- Tâches à réaliser:
**A)** Quels facteurs RSF pointe-t-il, d'après l'article sur la liberté de la presse en Afrique, pour expliquer le recul observé en 2022 ?
**B)** D'après l'article sur la liberté de la presse en Afrique, pourquoi le tableau se noircit-il pour les journalistes du continent ? Répondez en une à trois phrases.
**C)** Rédigez la suite de l'article sur la liberté de la presse en Afrique, à partir de sa dernière phrase.

Afrique: La liberté de la presse a le plus reculé en Afrique, selon le classement de RSF

Comme chaque année le 3 mai, l'ONG Reporters sans frontières (RSF) a dévoilé son classement annuel de la liberté de la presse dans le monde. Selon ce rapport, c'est en Afrique que la liberté de la presse a le plus reculé en 2022 : RSF pointe les effets de la désinformation et des menaces et intimidations pour les journalistes.

Le Botswana gagne 30 places dans le classement, quand le Sénégal, jusqu'alors « modèle régional », en perd 31.

Malgré une situation variable d'une région à l'autre, le tableau se noircit pour les journalistes du continent : dans 4 pays sur 10, ils exercent dans des conditions « difficiles ».

- Données du corpus:
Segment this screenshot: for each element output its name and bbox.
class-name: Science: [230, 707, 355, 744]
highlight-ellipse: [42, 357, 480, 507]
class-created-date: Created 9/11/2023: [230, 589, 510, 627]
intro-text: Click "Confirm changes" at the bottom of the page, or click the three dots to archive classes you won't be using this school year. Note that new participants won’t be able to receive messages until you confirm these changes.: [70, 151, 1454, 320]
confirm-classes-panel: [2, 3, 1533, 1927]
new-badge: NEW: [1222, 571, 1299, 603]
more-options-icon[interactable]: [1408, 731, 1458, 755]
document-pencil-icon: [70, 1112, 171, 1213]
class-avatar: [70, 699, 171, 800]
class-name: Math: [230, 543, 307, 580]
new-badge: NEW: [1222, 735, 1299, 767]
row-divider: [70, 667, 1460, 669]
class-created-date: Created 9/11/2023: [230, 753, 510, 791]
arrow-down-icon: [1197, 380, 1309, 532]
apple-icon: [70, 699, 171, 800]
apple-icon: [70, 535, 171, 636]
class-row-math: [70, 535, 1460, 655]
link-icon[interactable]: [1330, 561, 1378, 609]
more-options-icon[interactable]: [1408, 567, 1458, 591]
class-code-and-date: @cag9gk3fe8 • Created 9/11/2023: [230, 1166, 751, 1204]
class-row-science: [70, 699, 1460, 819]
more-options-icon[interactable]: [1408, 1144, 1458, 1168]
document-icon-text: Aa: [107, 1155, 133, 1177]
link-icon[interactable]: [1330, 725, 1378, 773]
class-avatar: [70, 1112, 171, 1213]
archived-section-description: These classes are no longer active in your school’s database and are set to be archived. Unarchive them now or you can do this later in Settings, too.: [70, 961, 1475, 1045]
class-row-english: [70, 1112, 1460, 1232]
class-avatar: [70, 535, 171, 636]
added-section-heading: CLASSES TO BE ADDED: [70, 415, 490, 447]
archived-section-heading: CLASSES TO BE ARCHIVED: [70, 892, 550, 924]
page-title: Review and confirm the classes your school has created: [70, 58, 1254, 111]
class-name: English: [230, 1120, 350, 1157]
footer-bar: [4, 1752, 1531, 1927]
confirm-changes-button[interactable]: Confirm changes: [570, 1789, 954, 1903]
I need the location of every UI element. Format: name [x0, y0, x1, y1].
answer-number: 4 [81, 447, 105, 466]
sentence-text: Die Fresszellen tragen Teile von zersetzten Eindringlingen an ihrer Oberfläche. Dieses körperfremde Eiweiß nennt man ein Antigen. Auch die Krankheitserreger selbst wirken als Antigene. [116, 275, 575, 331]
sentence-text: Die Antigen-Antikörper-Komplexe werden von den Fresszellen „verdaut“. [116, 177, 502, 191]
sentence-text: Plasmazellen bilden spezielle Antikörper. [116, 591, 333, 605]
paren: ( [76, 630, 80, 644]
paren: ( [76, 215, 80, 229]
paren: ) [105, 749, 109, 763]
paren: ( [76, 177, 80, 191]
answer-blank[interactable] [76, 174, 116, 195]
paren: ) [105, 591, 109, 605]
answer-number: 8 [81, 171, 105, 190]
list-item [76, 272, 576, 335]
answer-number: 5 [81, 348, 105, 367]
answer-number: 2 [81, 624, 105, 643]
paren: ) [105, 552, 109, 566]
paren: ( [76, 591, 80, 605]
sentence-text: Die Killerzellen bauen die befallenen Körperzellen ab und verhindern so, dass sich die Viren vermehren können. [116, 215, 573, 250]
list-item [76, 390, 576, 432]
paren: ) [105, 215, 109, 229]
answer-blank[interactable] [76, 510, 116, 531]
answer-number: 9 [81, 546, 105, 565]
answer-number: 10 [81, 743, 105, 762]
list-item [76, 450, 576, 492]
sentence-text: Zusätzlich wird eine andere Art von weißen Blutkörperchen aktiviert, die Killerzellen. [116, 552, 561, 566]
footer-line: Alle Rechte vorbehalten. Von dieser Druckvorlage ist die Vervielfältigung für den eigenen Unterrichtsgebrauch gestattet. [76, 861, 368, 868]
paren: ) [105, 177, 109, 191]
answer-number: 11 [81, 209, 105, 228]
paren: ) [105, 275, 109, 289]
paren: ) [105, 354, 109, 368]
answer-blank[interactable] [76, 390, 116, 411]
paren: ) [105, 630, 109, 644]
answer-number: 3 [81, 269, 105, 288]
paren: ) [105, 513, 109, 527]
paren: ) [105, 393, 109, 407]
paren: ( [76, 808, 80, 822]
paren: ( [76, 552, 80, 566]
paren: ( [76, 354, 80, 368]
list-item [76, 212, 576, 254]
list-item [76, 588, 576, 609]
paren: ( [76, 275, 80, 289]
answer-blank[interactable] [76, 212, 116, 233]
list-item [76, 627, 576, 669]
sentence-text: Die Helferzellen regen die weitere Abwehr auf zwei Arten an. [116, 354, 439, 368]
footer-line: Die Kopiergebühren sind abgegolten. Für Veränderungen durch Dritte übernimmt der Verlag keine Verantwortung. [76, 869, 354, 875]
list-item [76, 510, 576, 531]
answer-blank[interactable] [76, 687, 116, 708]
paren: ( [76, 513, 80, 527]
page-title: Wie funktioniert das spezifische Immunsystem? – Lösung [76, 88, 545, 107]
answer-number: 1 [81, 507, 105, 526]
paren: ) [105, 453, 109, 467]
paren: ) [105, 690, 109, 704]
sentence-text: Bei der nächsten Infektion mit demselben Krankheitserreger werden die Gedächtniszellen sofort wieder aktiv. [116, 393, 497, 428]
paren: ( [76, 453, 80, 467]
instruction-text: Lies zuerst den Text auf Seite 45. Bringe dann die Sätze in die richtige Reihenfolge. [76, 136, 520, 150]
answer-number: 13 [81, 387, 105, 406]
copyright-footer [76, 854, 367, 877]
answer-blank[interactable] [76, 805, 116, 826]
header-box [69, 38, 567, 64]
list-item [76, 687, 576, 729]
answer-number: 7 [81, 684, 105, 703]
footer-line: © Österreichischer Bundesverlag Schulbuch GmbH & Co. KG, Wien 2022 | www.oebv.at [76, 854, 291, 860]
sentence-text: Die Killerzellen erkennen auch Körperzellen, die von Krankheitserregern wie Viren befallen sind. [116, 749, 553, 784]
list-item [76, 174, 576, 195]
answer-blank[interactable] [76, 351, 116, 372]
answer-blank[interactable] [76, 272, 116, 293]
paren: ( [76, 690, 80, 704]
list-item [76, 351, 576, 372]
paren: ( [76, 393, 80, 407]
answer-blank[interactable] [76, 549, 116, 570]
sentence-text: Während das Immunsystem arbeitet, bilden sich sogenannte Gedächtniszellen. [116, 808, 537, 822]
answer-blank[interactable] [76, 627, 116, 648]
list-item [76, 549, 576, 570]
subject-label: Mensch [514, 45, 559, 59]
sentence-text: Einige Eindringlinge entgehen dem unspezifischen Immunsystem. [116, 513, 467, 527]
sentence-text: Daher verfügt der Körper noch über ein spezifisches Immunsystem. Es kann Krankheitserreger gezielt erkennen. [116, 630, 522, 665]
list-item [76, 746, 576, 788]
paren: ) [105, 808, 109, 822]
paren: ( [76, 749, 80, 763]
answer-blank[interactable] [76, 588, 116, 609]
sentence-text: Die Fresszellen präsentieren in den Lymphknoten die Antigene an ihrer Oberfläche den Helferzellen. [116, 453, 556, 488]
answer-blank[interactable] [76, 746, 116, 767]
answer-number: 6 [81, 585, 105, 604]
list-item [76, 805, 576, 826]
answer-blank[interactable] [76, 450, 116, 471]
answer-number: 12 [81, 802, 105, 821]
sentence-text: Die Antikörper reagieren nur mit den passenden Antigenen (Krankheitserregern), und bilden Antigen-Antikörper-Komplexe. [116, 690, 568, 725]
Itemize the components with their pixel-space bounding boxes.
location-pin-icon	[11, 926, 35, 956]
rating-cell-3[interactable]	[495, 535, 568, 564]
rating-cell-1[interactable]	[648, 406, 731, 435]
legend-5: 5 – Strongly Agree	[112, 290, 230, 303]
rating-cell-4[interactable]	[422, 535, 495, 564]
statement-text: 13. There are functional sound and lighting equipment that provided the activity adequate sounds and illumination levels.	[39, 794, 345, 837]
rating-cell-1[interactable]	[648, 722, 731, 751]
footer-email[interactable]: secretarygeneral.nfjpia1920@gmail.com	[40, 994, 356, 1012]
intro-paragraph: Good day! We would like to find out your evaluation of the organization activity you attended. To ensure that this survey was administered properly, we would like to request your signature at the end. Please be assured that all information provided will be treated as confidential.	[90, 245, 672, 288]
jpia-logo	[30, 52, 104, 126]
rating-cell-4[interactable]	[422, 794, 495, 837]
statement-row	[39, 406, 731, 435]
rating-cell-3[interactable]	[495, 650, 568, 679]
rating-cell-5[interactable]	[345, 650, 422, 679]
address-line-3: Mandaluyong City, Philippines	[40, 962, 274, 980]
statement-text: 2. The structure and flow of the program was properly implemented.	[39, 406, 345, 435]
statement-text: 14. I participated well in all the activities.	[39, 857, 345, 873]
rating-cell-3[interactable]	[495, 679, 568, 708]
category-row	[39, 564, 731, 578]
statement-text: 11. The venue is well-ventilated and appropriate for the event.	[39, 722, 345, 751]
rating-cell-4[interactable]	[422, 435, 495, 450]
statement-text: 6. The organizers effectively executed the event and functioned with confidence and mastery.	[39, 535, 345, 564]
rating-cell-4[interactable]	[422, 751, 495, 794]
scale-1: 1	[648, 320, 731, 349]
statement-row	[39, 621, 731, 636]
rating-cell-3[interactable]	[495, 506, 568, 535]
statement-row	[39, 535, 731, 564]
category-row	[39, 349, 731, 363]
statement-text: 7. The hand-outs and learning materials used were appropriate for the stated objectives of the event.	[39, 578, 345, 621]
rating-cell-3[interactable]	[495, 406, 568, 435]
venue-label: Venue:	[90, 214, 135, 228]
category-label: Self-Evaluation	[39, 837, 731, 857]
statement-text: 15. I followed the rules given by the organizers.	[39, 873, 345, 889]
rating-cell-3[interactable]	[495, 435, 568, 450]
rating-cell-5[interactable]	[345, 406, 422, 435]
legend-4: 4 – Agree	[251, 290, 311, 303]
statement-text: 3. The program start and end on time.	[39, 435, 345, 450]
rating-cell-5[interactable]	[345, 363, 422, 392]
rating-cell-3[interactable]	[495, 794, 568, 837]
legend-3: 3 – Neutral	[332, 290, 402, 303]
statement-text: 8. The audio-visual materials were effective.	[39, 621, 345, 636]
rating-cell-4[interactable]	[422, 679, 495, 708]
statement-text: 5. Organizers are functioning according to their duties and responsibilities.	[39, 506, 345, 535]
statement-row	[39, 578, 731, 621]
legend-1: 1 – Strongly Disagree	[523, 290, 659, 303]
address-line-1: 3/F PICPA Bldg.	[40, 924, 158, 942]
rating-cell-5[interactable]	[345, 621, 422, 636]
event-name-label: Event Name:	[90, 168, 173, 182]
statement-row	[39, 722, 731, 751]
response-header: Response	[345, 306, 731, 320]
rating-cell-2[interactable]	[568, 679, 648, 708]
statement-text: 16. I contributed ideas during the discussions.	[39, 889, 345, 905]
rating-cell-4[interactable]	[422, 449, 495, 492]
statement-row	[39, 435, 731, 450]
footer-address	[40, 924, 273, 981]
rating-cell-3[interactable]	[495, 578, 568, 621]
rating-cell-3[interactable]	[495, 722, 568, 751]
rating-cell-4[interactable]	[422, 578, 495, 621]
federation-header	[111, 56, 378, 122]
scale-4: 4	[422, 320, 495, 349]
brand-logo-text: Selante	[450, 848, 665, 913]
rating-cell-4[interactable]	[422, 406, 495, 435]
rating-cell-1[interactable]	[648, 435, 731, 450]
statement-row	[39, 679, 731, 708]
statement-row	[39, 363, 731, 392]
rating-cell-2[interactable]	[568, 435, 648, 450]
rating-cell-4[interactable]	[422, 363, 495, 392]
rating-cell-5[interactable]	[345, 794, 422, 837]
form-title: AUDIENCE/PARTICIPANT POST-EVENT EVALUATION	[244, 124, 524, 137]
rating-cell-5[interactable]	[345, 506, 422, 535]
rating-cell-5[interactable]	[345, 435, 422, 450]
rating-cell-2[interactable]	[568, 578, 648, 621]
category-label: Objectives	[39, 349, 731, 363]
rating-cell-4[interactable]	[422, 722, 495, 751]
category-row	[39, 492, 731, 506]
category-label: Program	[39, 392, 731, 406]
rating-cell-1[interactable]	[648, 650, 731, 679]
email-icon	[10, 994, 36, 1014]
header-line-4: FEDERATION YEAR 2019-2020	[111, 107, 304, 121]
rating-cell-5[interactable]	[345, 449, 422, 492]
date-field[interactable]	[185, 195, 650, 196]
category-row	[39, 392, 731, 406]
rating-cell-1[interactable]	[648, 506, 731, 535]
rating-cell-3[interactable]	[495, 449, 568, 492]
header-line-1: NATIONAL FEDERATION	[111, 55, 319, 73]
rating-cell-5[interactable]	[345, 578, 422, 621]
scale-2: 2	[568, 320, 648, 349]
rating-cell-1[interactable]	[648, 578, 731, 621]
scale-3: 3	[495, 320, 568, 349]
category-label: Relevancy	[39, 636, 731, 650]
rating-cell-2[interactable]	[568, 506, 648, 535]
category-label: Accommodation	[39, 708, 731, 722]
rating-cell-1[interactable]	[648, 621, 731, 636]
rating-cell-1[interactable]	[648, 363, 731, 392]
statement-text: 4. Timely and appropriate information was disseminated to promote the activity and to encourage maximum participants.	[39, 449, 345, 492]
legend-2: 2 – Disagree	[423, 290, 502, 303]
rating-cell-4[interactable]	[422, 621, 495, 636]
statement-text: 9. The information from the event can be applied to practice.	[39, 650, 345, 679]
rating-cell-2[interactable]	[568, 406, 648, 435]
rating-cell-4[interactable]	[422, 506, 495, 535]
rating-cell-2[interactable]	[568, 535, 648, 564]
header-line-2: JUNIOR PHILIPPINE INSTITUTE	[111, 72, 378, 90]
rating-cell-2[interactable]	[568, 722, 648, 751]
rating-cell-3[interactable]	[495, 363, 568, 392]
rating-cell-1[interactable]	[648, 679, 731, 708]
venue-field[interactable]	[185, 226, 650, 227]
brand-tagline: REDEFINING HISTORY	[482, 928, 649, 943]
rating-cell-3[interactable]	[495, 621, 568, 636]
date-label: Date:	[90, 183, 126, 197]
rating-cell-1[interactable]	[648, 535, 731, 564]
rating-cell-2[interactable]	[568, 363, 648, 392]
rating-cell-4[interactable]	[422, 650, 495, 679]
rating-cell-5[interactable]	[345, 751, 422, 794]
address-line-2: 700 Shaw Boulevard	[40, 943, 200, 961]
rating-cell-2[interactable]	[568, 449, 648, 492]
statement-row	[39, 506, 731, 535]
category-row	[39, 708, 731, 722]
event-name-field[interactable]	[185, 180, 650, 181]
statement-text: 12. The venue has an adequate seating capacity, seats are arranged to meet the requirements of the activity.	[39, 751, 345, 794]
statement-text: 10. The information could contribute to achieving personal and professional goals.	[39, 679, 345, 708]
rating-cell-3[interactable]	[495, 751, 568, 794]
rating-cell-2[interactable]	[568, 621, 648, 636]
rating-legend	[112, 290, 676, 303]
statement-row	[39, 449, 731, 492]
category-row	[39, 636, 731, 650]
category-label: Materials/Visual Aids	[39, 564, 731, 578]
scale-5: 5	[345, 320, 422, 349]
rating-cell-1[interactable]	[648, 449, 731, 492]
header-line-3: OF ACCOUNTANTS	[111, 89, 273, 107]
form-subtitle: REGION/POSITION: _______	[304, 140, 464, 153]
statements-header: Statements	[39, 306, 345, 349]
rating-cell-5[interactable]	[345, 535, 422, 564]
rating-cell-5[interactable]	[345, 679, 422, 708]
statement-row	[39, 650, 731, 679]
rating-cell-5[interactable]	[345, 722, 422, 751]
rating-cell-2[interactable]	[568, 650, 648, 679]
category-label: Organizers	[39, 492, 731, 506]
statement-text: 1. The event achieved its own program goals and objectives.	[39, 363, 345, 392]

- Réponses par tâche:
**A)**
- la désinformation
- les menaces envers les journalistes
- les intimidations envers les journalistes

**B)** Dans 4 pays sur 10, les journalistes exercent dans des conditions « difficiles ». La situation varie toutefois d'une région à l'autre.

**C)**
Au Sahel, RSF note une « explosion de la désinformation » alimentée par la menace sécuritaire. Au Burkina Faso et au Mali, RFI et France 24 ont vu leurs antennes suspendues, rappelle le rapport, et des journalistes étrangers y ont été expulsés.

Ce tour de vis des autorités concerne aussi les journalistes locaux. L'ONG pointe des arrestations arbitraires plus nombreuses. Au Burundi par exemple, classé 114e sur 180, la journaliste Floriane Irangabiye vient d'être condamnée à 10 ans de prison ferme pour atteinte « à la sûreté intérieure de l'État ».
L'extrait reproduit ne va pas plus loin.